* [Problem]:
Output the entries below exactly as written, omitting pictures.
— BEGIN Exercise material —
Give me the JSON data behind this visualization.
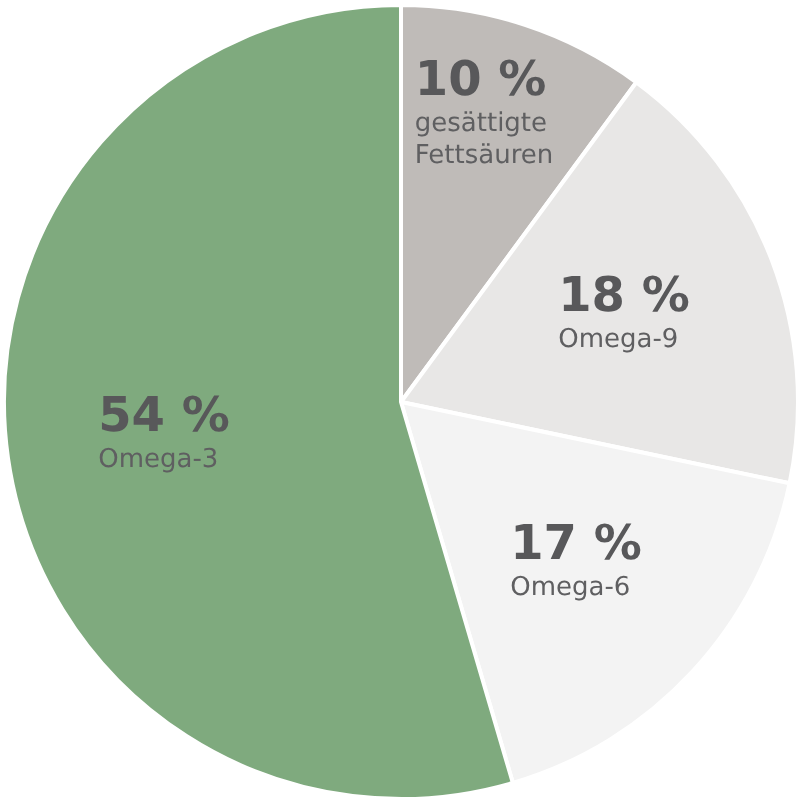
{
  "chart_data": {
    "type": "pie",
    "categories": [
      "gesättigte Fettsäuren",
      "Omega-9",
      "Omega-6",
      "Omega-3"
    ],
    "values": [
      10,
      18,
      17,
      54
    ],
    "colors": [
      "#bfbbb8",
      "#e8e7e6",
      "#f3f3f3",
      "#7faa7e"
    ],
    "value_labels": [
      "10 %",
      "18 %",
      "17 %",
      "54 %"
    ]
  }
}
— END Exercise material —
* [Task output]:
Give me the JSON data behind this visualization.
{
  "chart_data": {
    "type": "pie",
    "categories": [
      "gesättigte Fettsäuren",
      "Omega-9",
      "Omega-6",
      "Omega-3"
    ],
    "values": [
      10,
      18,
      17,
      54
    ],
    "colors": [
      "#bfbbb8",
      "#e8e7e6",
      "#f3f3f3",
      "#7faa7e"
    ],
    "value_labels": [
      "10 %",
      "18 %",
      "17 %",
      "54 %"
    ]
  }
}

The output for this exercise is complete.